((

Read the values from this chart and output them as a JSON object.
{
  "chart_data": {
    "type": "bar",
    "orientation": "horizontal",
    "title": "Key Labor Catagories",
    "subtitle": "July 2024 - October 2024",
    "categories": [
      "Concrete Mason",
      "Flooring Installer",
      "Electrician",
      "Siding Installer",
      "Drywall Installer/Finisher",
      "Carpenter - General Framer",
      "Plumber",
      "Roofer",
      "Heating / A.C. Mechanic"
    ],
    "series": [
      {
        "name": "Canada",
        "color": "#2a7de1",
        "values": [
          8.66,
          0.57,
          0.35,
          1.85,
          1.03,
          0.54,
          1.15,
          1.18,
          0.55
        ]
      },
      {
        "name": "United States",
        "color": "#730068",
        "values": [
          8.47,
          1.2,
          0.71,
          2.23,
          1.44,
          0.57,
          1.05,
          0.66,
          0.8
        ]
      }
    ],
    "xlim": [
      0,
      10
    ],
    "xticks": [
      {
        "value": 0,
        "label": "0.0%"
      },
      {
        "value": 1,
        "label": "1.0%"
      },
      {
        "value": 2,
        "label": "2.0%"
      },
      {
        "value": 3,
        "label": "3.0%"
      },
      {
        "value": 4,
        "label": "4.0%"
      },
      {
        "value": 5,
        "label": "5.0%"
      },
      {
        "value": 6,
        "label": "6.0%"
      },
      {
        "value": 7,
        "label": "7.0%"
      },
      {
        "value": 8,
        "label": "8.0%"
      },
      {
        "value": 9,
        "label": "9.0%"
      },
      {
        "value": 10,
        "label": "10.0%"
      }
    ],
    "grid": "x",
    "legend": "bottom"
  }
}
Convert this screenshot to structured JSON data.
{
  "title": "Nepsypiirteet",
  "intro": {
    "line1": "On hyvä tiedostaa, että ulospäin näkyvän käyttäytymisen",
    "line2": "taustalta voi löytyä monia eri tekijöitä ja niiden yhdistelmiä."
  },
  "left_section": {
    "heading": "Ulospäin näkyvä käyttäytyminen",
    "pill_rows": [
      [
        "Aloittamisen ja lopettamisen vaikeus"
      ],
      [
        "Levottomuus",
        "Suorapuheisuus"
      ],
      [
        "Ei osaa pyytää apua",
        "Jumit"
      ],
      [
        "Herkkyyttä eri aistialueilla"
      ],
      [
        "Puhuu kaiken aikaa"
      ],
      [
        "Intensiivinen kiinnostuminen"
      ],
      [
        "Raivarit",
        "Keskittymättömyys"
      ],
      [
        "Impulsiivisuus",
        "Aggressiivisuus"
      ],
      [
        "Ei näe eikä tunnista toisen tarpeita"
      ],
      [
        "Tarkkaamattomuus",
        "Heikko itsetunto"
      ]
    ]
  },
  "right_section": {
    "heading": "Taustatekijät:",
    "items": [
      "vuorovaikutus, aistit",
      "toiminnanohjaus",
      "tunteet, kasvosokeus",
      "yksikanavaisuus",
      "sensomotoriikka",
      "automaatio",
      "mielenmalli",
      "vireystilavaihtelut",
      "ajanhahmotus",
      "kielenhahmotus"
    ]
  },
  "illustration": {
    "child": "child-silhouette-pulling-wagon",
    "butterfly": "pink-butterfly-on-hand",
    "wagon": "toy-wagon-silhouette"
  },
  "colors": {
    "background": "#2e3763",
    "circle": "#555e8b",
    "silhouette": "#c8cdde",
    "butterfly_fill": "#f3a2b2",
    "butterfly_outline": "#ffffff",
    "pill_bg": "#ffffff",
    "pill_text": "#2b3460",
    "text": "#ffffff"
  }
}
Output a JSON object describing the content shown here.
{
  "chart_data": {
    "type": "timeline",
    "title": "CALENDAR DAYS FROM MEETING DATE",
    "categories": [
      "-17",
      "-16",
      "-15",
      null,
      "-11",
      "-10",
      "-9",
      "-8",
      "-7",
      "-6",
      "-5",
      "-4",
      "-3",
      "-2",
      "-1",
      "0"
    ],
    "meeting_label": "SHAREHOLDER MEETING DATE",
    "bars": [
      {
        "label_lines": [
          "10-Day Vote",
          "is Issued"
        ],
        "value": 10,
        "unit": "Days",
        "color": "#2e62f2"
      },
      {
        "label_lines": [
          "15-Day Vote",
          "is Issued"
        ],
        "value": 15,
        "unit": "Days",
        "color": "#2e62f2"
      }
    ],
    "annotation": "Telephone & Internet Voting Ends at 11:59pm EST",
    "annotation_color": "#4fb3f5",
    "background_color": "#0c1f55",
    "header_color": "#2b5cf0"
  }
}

))

- What this task involves:
Scan the material above. Copy each line where "ffffff" occurs.

- Result of this exercise:
    "butterfly_outline": "#ffffff",
    "pill_bg": "#ffffff",
    "text": "#ffffff"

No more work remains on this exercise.